* **What is expected**:
Check every line of the data below for the string "decimal", and copy the ones that hold it.

━━━

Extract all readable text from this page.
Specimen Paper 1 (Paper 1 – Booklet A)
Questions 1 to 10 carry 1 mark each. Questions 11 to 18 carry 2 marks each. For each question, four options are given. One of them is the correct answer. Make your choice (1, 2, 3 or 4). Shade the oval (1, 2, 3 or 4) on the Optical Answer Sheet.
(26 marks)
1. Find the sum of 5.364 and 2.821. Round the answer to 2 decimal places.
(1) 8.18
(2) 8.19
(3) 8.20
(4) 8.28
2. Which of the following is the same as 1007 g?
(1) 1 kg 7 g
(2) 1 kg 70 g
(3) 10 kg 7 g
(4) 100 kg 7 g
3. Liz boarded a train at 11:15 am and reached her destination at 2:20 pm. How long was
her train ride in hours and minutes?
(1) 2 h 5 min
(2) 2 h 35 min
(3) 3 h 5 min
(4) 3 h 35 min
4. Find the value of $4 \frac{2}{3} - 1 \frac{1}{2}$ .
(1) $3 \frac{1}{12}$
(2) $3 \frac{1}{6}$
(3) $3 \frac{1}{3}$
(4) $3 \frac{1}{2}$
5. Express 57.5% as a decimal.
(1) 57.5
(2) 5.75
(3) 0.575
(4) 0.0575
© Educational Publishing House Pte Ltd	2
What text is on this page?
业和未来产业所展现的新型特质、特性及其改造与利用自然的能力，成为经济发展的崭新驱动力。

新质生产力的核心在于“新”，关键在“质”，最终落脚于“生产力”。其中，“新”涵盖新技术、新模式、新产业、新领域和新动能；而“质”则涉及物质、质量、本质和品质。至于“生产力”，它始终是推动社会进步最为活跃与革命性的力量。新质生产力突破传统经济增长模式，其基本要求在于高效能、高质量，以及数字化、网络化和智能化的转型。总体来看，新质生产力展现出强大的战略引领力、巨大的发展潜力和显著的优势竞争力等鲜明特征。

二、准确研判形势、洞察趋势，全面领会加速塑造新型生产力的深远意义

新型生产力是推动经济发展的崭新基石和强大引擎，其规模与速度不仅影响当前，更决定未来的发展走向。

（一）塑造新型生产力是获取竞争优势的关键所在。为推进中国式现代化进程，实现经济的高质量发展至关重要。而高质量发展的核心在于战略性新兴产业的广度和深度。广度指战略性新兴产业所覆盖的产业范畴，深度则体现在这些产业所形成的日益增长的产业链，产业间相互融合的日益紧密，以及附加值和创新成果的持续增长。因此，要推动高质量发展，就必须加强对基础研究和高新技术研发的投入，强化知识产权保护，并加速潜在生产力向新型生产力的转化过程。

━━━

* **Exercise solution**:
1. Find the sum of 5.364 and 2.821. Round the answer to 2 decimal places.
5. Express 57.5% as a decimal.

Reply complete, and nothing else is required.